- **Do this**
Return as a JSON list of strings the lines starting with the one containing "signature-date: 20XX 年" and going on through the one containing "document-title: 五一放假通知 — [300, 124, 499, 162]", one string per line, leaving out blank lines.

- **Dataset records**

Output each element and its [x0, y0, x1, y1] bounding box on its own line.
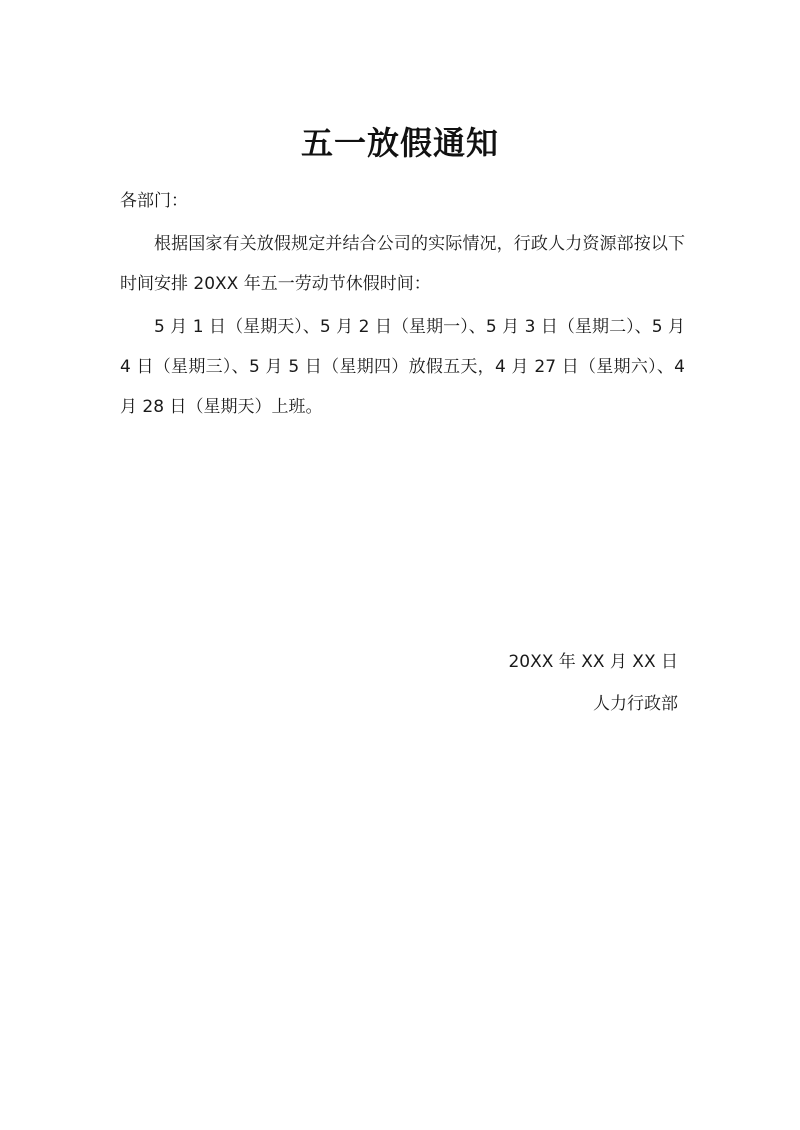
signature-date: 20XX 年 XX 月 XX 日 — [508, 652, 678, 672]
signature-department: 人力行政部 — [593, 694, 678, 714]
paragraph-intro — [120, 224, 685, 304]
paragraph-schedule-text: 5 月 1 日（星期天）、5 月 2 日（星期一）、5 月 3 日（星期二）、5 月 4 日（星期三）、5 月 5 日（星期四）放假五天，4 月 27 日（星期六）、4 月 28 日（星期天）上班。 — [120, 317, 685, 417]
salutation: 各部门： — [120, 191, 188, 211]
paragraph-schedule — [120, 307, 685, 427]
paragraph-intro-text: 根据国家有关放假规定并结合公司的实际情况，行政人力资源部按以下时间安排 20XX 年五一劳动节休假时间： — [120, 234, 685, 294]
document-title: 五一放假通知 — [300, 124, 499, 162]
...
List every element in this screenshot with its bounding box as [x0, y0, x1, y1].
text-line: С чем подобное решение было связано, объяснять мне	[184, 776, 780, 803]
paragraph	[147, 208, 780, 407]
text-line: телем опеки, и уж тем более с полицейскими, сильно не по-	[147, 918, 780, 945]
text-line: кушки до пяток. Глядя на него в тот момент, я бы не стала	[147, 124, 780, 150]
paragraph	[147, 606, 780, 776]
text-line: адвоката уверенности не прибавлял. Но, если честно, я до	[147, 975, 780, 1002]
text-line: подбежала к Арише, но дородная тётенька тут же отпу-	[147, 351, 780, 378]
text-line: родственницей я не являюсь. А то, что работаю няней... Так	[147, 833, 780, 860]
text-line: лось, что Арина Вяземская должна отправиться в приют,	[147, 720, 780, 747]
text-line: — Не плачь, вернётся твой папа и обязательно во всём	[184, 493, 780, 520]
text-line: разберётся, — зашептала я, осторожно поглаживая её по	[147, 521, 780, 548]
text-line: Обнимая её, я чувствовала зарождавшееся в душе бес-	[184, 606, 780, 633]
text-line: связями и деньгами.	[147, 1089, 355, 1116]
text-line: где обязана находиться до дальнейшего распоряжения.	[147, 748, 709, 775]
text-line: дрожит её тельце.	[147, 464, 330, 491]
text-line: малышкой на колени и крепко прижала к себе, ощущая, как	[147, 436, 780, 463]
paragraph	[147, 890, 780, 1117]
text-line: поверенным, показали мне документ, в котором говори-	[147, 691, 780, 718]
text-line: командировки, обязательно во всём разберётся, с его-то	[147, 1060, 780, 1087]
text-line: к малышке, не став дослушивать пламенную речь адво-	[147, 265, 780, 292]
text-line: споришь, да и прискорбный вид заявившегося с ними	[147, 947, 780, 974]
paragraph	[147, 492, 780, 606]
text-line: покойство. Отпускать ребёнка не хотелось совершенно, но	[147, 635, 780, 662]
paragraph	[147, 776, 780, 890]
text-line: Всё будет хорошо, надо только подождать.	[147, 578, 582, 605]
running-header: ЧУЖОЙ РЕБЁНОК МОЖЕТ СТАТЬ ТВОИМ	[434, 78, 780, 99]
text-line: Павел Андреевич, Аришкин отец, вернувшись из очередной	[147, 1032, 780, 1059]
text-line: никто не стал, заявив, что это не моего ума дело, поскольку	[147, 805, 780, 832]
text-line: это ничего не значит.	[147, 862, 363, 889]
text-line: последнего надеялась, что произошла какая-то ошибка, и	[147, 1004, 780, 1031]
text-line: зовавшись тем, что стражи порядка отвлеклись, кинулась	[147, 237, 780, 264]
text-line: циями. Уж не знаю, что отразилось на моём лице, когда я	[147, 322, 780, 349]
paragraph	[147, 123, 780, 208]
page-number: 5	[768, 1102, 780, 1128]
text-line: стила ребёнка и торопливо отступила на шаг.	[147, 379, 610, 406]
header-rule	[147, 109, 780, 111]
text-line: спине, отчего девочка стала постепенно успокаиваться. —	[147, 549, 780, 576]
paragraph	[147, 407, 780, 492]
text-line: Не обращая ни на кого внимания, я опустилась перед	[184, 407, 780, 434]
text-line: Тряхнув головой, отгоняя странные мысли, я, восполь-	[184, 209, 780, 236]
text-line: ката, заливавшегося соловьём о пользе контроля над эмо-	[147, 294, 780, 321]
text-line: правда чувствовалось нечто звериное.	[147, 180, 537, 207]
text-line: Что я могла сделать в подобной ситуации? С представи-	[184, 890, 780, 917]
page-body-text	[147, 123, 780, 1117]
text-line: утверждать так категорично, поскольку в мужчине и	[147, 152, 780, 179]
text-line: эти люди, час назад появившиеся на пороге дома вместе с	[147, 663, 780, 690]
--
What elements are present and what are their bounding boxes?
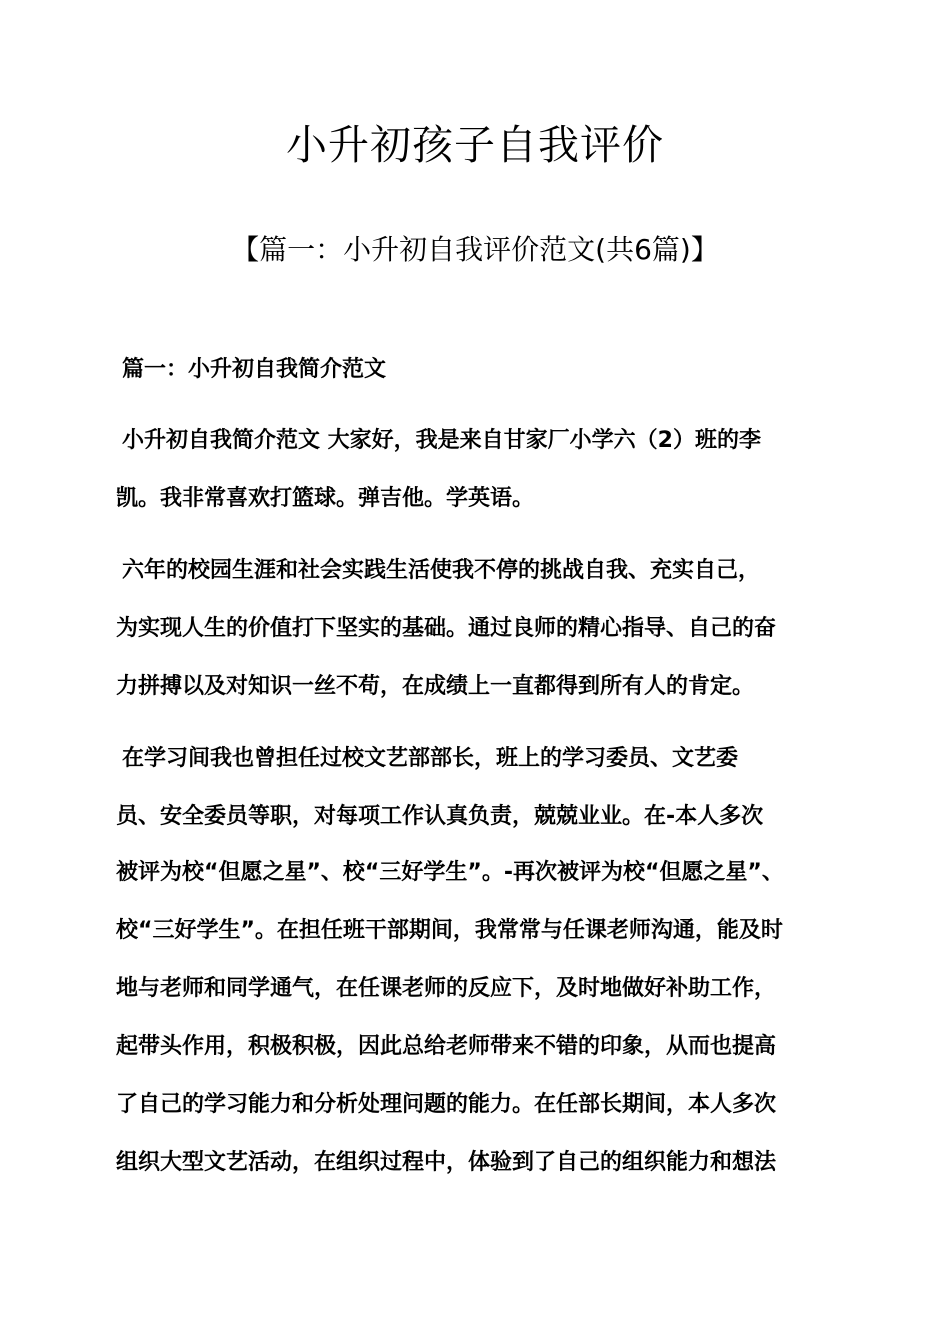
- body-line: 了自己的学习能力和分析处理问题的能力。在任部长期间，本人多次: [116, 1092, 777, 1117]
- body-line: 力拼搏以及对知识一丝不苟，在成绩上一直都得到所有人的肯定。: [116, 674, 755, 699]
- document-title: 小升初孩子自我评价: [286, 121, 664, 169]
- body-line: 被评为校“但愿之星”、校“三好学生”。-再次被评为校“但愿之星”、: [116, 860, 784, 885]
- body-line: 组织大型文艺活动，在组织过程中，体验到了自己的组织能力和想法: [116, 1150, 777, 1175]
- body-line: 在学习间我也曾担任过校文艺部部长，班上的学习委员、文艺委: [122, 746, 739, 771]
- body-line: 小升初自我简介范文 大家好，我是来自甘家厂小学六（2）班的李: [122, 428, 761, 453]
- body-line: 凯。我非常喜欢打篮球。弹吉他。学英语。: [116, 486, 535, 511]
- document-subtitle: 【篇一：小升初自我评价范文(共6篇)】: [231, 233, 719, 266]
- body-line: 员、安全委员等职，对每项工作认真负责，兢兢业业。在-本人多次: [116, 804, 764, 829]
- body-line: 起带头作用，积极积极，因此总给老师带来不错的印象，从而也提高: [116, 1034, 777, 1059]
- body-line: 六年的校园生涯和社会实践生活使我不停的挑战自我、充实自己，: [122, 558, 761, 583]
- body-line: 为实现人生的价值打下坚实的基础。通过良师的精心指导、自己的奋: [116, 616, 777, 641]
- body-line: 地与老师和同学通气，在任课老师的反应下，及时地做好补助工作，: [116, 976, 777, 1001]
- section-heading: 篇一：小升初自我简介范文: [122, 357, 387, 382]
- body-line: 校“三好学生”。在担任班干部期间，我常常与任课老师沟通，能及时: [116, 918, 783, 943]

- **Final answer**
[
  "signature-date: 20XX 年 XX 月 XX 日 — [508, 652, 678, 672]",
  "signature-department: 人力行政部 — [593, 694, 678, 714]",
  "paragraph-intro — [120, 224, 685, 304]",
  "paragraph-schedule-text: 5 月 1 日（星期天）、5 月 2 日（星期一）、5 月 3 日（星期二）、5 月 4 日（星期三）、5 月 5 日（星期四）放假五天，4 月 27 日（星期六）、4 月 28 日（星期天）上班。 — [120, 317, 685, 417]",
  "salutation: 各部门： — [120, 191, 188, 211]",
  "paragraph-schedule — [120, 307, 685, 427]",
  "paragraph-intro-text: 根据国家有关放假规定并结合公司的实际情况，行政人力资源部按以下时间安排 20XX 年五一劳动节休假时间： — [120, 234, 685, 294]",
  "document-title: 五一放假通知 — [300, 124, 499, 162]"
]